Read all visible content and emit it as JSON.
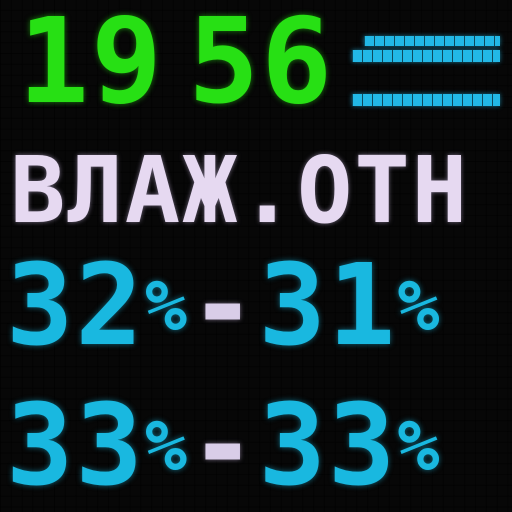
{
  "display": {
    "time": {
      "hours": "19",
      "minutes": "56"
    },
    "weather_icon": "cloud-icon",
    "location_label": "ВЛАЖ.ОТН",
    "rows": [
      {
        "from": "32",
        "from_unit": "%",
        "separator": "-",
        "to": "31",
        "to_unit": "%"
      },
      {
        "from": "33",
        "from_unit": "%",
        "separator": "-",
        "to": "33",
        "to_unit": "%"
      }
    ]
  },
  "colors": {
    "time": "#27e014",
    "label": "#e6d9f1",
    "values": "#19b8e0",
    "background": "#050505"
  }
}
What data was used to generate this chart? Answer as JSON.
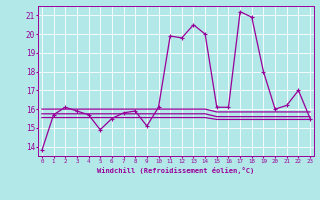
{
  "xlabel": "Windchill (Refroidissement éolien,°C)",
  "x": [
    0,
    1,
    2,
    3,
    4,
    5,
    6,
    7,
    8,
    9,
    10,
    11,
    12,
    13,
    14,
    15,
    16,
    17,
    18,
    19,
    20,
    21,
    22,
    23
  ],
  "y_main": [
    13.8,
    15.7,
    16.1,
    15.9,
    15.7,
    14.9,
    15.5,
    15.8,
    15.9,
    15.1,
    16.1,
    19.9,
    19.8,
    20.5,
    20.0,
    16.1,
    16.1,
    21.2,
    20.9,
    18.0,
    16.0,
    16.2,
    17.0,
    15.5
  ],
  "y_ref1": [
    16.0,
    16.0,
    16.0,
    16.0,
    16.0,
    16.0,
    16.0,
    16.0,
    16.0,
    16.0,
    16.0,
    16.0,
    16.0,
    16.0,
    16.0,
    15.85,
    15.85,
    15.85,
    15.85,
    15.85,
    15.85,
    15.85,
    15.85,
    15.85
  ],
  "y_ref2": [
    15.75,
    15.75,
    15.75,
    15.75,
    15.75,
    15.75,
    15.75,
    15.75,
    15.75,
    15.75,
    15.75,
    15.75,
    15.75,
    15.75,
    15.75,
    15.6,
    15.6,
    15.6,
    15.6,
    15.6,
    15.6,
    15.6,
    15.6,
    15.6
  ],
  "y_ref3": [
    15.55,
    15.55,
    15.55,
    15.55,
    15.55,
    15.55,
    15.55,
    15.55,
    15.55,
    15.55,
    15.55,
    15.55,
    15.55,
    15.55,
    15.55,
    15.45,
    15.45,
    15.45,
    15.45,
    15.45,
    15.45,
    15.45,
    15.45,
    15.45
  ],
  "ylim": [
    13.5,
    21.5
  ],
  "yticks": [
    14,
    15,
    16,
    17,
    18,
    19,
    20,
    21
  ],
  "xticks": [
    0,
    1,
    2,
    3,
    4,
    5,
    6,
    7,
    8,
    9,
    10,
    11,
    12,
    13,
    14,
    15,
    16,
    17,
    18,
    19,
    20,
    21,
    22,
    23
  ],
  "line_color": "#990099",
  "bg_color": "#b3e8e8",
  "grid_color": "#ffffff",
  "font_color": "#990099"
}
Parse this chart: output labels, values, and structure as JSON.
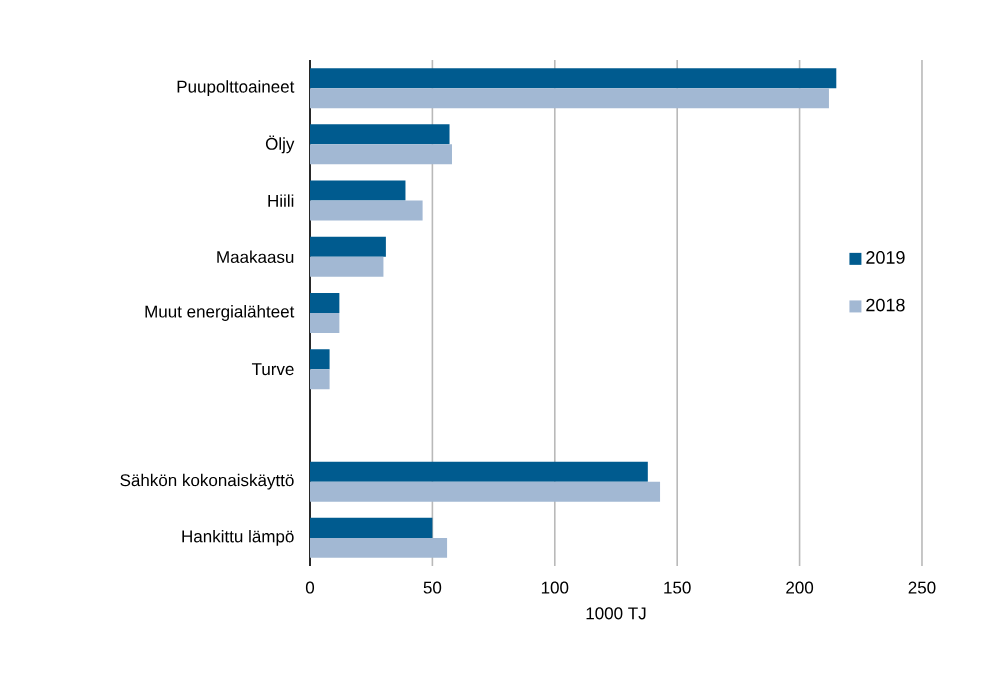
---
§ **The request**
All of the entries need to be transcribed word for word; pictures are left out.

§ **Reply**
Read all visible content and emit it as JSON.
{
  "display": {
    "time": {
      "hours": "19",
      "minutes": "56"
    },
    "weather_icon": "cloud-icon",
    "location_label": "ВЛАЖ.ОТН",
    "rows": [
      {
        "from": "32",
        "from_unit": "%",
        "separator": "-",
        "to": "31",
        "to_unit": "%"
      },
      {
        "from": "33",
        "from_unit": "%",
        "separator": "-",
        "to": "33",
        "to_unit": "%"
      }
    ]
  },
  "colors": {
    "time": "#27e014",
    "label": "#e6d9f1",
    "values": "#19b8e0",
    "background": "#050505"
  }
}
What data was used to generate this chart? Answer as JSON.
{
  "xlabel": "Windchill (Refroidissement éolien,°C)",
  "x": [
    0,
    1,
    2,
    3,
    4,
    5,
    6,
    7,
    8,
    9,
    10,
    11,
    12,
    13,
    14,
    15,
    16,
    17,
    18,
    19,
    20,
    21,
    22,
    23
  ],
  "y_main": [
    13.8,
    15.7,
    16.1,
    15.9,
    15.7,
    14.9,
    15.5,
    15.8,
    15.9,
    15.1,
    16.1,
    19.9,
    19.8,
    20.5,
    20.0,
    16.1,
    16.1,
    21.2,
    20.9,
    18.0,
    16.0,
    16.2,
    17.0,
    15.5
  ],
  "y_ref1": [
    16.0,
    16.0,
    16.0,
    16.0,
    16.0,
    16.0,
    16.0,
    16.0,
    16.0,
    16.0,
    16.0,
    16.0,
    16.0,
    16.0,
    16.0,
    15.85,
    15.85,
    15.85,
    15.85,
    15.85,
    15.85,
    15.85,
    15.85,
    15.85
  ],
  "y_ref2": [
    15.75,
    15.75,
    15.75,
    15.75,
    15.75,
    15.75,
    15.75,
    15.75,
    15.75,
    15.75,
    15.75,
    15.75,
    15.75,
    15.75,
    15.75,
    15.6,
    15.6,
    15.6,
    15.6,
    15.6,
    15.6,
    15.6,
    15.6,
    15.6
  ],
  "y_ref3": [
    15.55,
    15.55,
    15.55,
    15.55,
    15.55,
    15.55,
    15.55,
    15.55,
    15.55,
    15.55,
    15.55,
    15.55,
    15.55,
    15.55,
    15.55,
    15.45,
    15.45,
    15.45,
    15.45,
    15.45,
    15.45,
    15.45,
    15.45,
    15.45
  ],
  "ylim": [
    13.5,
    21.5
  ],
  "yticks": [
    14,
    15,
    16,
    17,
    18,
    19,
    20,
    21
  ],
  "xticks": [
    0,
    1,
    2,
    3,
    4,
    5,
    6,
    7,
    8,
    9,
    10,
    11,
    12,
    13,
    14,
    15,
    16,
    17,
    18,
    19,
    20,
    21,
    22,
    23
  ],
  "line_color": "#990099",
  "bg_color": "#b3e8e8",
  "grid_color": "#ffffff",
  "font_color": "#990099"
}
Parse this chart: output labels, values, and structure as JSON.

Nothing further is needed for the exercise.